**Task instructions:** Go through the entries below and print each one exactly, leaving out pictures.

**Rows:**
- - -

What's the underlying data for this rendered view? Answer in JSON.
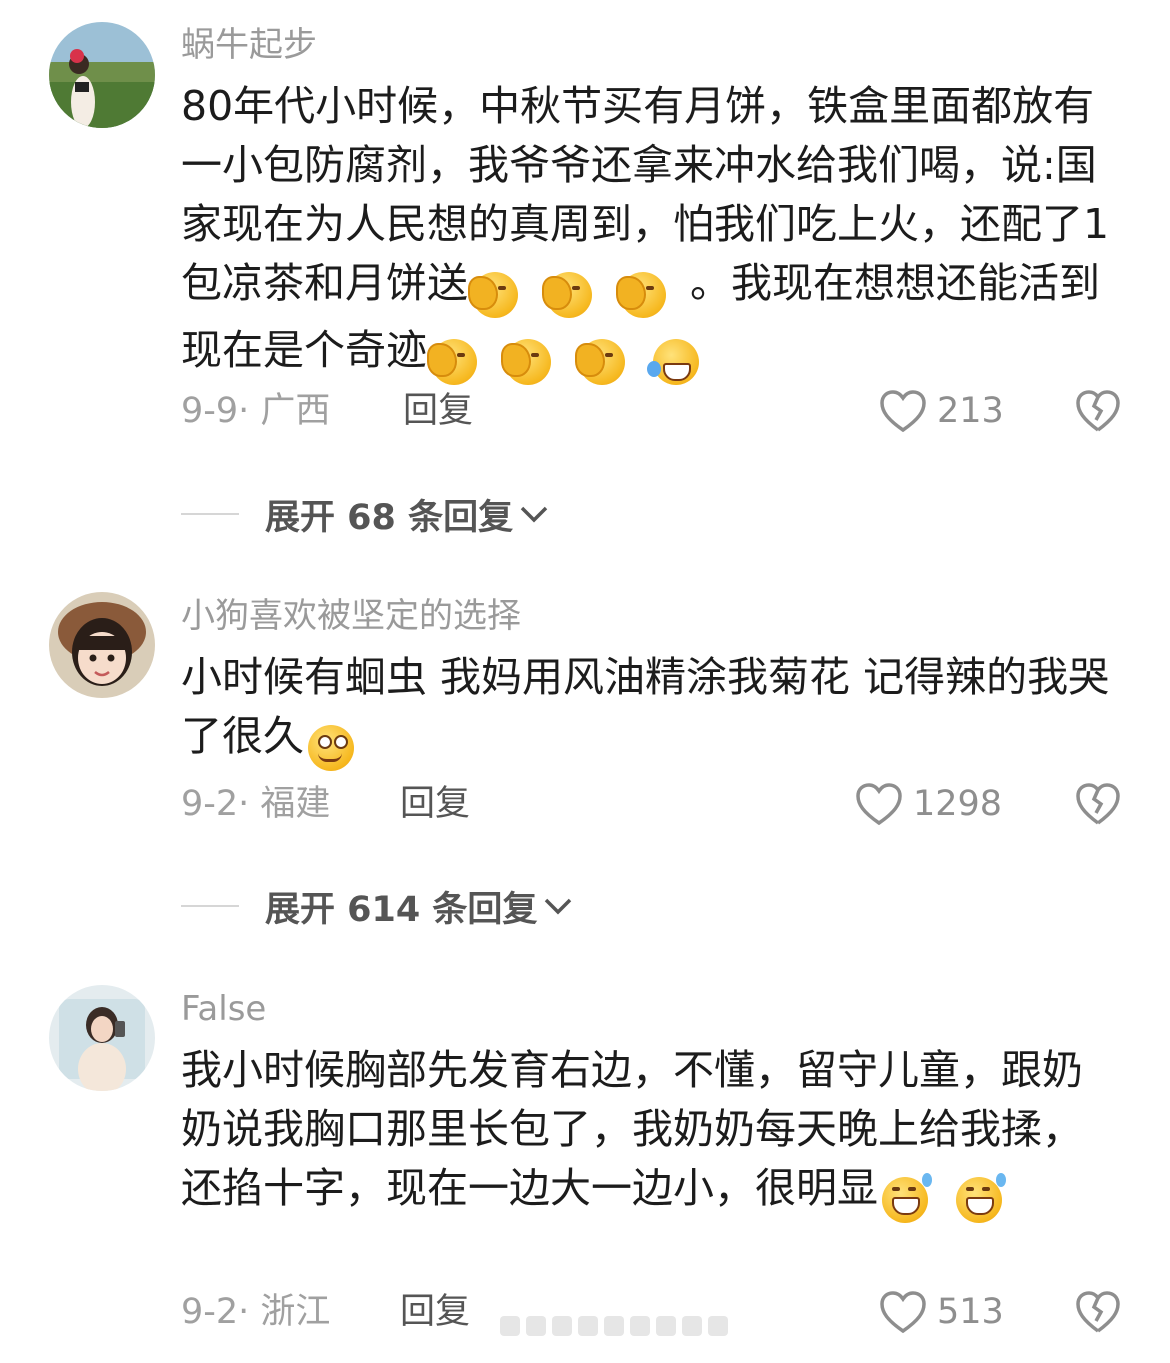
{
  "comments": [
    {
      "username": "蜗牛起步",
      "text": "80年代小时候，中秋节买有月饼，铁盒里面都放有一小包防腐剂，我爷爷还拿来冲水给我们喝，说:国家现在为人民想的真周到，怕我们吃上火，还配了1包凉茶和月饼送",
      "text_after": "。我现在想想还能活到现在是个奇迹",
      "date_location": "9-9· 广西",
      "reply_label": "回复",
      "likes": "213",
      "expand_label": "展开 68 条回复"
    },
    {
      "username": "小狗喜欢被坚定的选择",
      "text": "小时候有蛔虫 我妈用风油精涂我菊花 记得辣的我哭了很久",
      "date_location": "9-2· 福建",
      "reply_label": "回复",
      "likes": "1298",
      "expand_label": "展开 614 条回复"
    },
    {
      "username": "False",
      "text": "我小时候胸部先发育右边，不懂，留守儿童，跟奶奶说我胸口那里长包了，我奶奶每天晚上给我揉，还掐十字，现在一边大一边小，很明显",
      "date_location": "9-2· 浙江",
      "reply_label": "回复",
      "likes": "513"
    }
  ],
  "icons": {
    "like": "heart-outline-icon",
    "dislike": "broken-heart-icon",
    "expand": "chevron-down-icon"
  },
  "colors": {
    "username": "#9a9a9a",
    "text": "#1c1c1c",
    "meta": "#a0a0a0"
  }
}
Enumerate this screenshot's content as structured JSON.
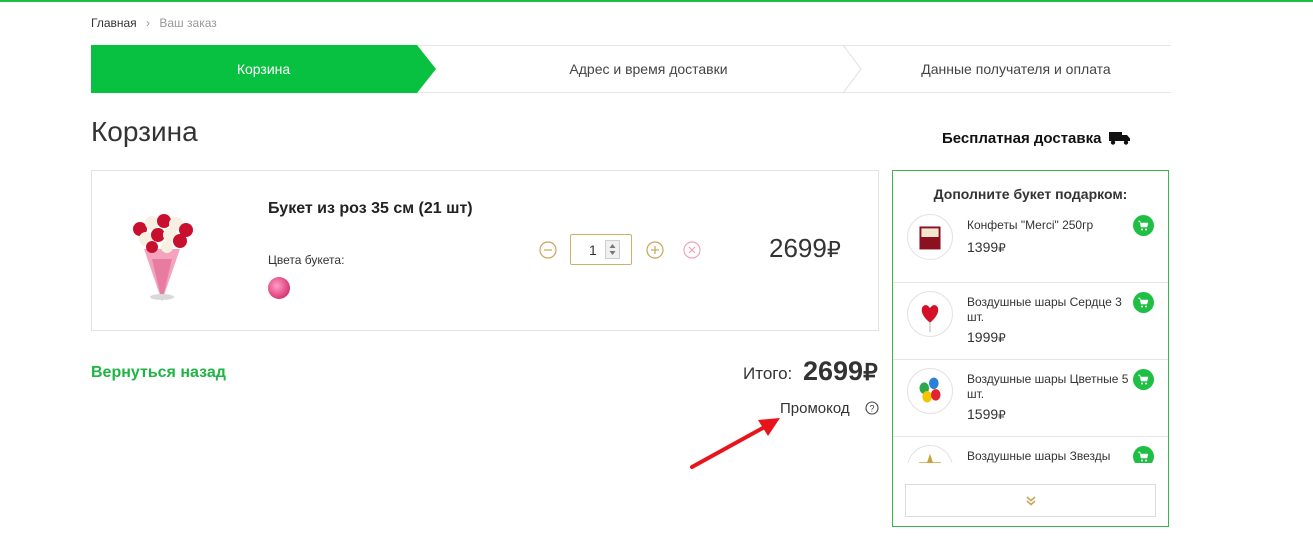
{
  "breadcrumb": {
    "home": "Главная",
    "current": "Ваш заказ"
  },
  "steps": [
    {
      "label": "Корзина",
      "active": true
    },
    {
      "label": "Адрес и время доставки",
      "active": false
    },
    {
      "label": "Данные получателя и оплата",
      "active": false
    }
  ],
  "page_title": "Корзина",
  "cart": {
    "product_name": "Букет из роз 35 см (21 шт)",
    "colors_label": "Цвета букета:",
    "quantity": "1",
    "price": "2699",
    "currency": "₽"
  },
  "footer": {
    "back_link": "Вернуться назад",
    "total_label": "Итого:",
    "total_value": "2699",
    "currency": "₽",
    "promo": "Промокод"
  },
  "delivery": {
    "text": "Бесплатная доставка"
  },
  "gifts": {
    "title": "Дополните букет подарком:",
    "items": [
      {
        "name": "Конфеты \"Merci\" 250гр",
        "price": "1399",
        "icon": "candy-box-icon"
      },
      {
        "name": "Воздушные шары Сердце 3 шт.",
        "price": "1999",
        "icon": "heart-balloons-icon"
      },
      {
        "name": "Воздушные шары Цветные 5 шт.",
        "price": "1599",
        "icon": "color-balloons-icon"
      },
      {
        "name": "Воздушные шары Звезды",
        "price": "",
        "icon": "star-balloons-icon"
      }
    ],
    "currency": "₽"
  },
  "colors": {
    "accent": "#09c140",
    "link_green": "#1fb544",
    "arrow_red": "#e8141c",
    "qty_border": "#c9b36a"
  }
}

- - -

**Written reply:**
What's the underlying data for this rendered view? Answer in JSON.
{
  "comments": [
    {
      "username": "蜗牛起步",
      "text": "80年代小时候，中秋节买有月饼，铁盒里面都放有一小包防腐剂，我爷爷还拿来冲水给我们喝，说:国家现在为人民想的真周到，怕我们吃上火，还配了1包凉茶和月饼送",
      "text_after": "。我现在想想还能活到现在是个奇迹",
      "date_location": "9-9· 广西",
      "reply_label": "回复",
      "likes": "213",
      "expand_label": "展开 68 条回复"
    },
    {
      "username": "小狗喜欢被坚定的选择",
      "text": "小时候有蛔虫 我妈用风油精涂我菊花 记得辣的我哭了很久",
      "date_location": "9-2· 福建",
      "reply_label": "回复",
      "likes": "1298",
      "expand_label": "展开 614 条回复"
    },
    {
      "username": "False",
      "text": "我小时候胸部先发育右边，不懂，留守儿童，跟奶奶说我胸口那里长包了，我奶奶每天晚上给我揉，还掐十字，现在一边大一边小，很明显",
      "date_location": "9-2· 浙江",
      "reply_label": "回复",
      "likes": "513"
    }
  ],
  "icons": {
    "like": "heart-outline-icon",
    "dislike": "broken-heart-icon",
    "expand": "chevron-down-icon"
  },
  "colors": {
    "username": "#9a9a9a",
    "text": "#1c1c1c",
    "meta": "#a0a0a0"
  }
}
Enumerate this screenshot's content as structured JSON.
{
  "breadcrumb": {
    "home": "Главная",
    "current": "Ваш заказ"
  },
  "steps": [
    {
      "label": "Корзина",
      "active": true
    },
    {
      "label": "Адрес и время доставки",
      "active": false
    },
    {
      "label": "Данные получателя и оплата",
      "active": false
    }
  ],
  "page_title": "Корзина",
  "cart": {
    "product_name": "Букет из роз 35 см (21 шт)",
    "colors_label": "Цвета букета:",
    "quantity": "1",
    "price": "2699",
    "currency": "₽"
  },
  "footer": {
    "back_link": "Вернуться назад",
    "total_label": "Итого:",
    "total_value": "2699",
    "currency": "₽",
    "promo": "Промокод"
  },
  "delivery": {
    "text": "Бесплатная доставка"
  },
  "gifts": {
    "title": "Дополните букет подарком:",
    "items": [
      {
        "name": "Конфеты \"Merci\" 250гр",
        "price": "1399",
        "icon": "candy-box-icon"
      },
      {
        "name": "Воздушные шары Сердце 3 шт.",
        "price": "1999",
        "icon": "heart-balloons-icon"
      },
      {
        "name": "Воздушные шары Цветные 5 шт.",
        "price": "1599",
        "icon": "color-balloons-icon"
      },
      {
        "name": "Воздушные шары Звезды",
        "price": "",
        "icon": "star-balloons-icon"
      }
    ],
    "currency": "₽"
  },
  "colors": {
    "accent": "#09c140",
    "link_green": "#1fb544",
    "arrow_red": "#e8141c",
    "qty_border": "#c9b36a"
  }
}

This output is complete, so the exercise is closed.